Review the listing and copy each line that holds the word "this".

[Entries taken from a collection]
——

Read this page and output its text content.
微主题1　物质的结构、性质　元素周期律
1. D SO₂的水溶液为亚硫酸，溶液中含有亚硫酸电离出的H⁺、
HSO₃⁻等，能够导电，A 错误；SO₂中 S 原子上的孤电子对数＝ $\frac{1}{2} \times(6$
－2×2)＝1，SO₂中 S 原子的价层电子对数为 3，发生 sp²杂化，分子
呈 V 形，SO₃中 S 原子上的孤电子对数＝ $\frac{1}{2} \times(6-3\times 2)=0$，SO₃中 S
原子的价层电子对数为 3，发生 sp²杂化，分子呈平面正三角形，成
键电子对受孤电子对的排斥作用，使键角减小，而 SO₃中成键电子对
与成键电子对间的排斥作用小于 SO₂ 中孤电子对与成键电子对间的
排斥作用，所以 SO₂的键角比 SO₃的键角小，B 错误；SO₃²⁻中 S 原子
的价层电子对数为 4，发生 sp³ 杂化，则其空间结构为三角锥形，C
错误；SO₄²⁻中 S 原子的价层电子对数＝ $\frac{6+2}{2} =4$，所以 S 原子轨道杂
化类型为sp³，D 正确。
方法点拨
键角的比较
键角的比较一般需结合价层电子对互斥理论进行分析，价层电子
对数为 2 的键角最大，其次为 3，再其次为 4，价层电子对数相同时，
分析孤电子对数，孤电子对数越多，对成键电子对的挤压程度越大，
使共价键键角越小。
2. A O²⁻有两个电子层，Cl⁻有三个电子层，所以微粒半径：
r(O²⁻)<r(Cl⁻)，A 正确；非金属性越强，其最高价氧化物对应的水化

——

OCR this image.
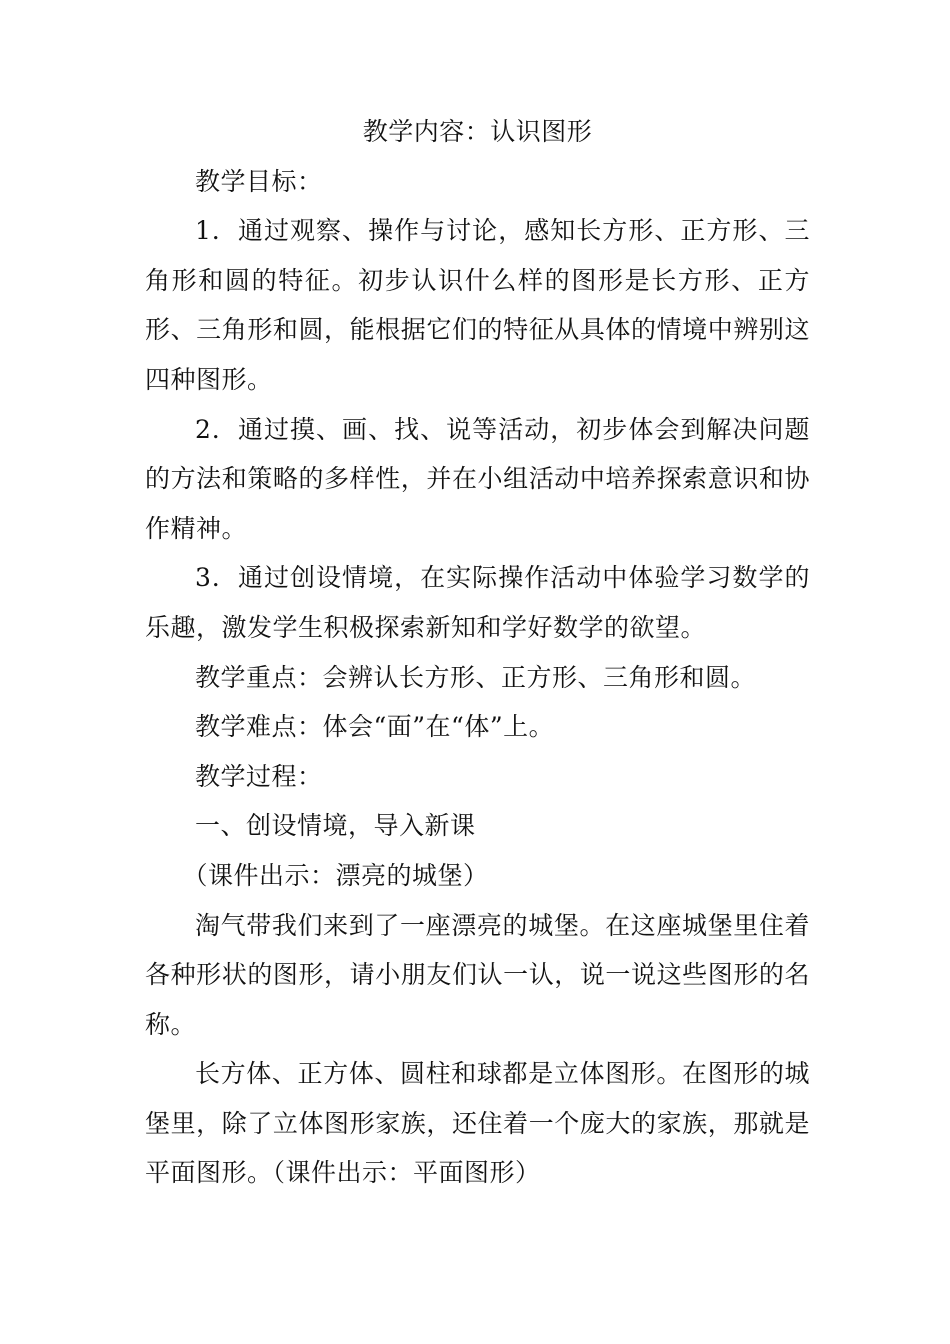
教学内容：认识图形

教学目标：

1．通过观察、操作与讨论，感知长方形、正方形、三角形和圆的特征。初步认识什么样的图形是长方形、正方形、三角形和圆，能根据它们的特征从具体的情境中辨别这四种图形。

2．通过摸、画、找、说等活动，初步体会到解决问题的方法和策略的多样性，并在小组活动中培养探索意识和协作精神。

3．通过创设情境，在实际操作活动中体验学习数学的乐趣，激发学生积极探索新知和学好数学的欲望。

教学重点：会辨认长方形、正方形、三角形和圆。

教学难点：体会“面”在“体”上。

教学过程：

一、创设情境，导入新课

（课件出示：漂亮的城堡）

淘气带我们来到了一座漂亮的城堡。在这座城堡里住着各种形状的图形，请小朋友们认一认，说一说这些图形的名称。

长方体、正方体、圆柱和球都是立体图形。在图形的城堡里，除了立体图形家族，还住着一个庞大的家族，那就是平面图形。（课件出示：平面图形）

——

> _Task solution_:
Read this page and output its text content.
OCR this image.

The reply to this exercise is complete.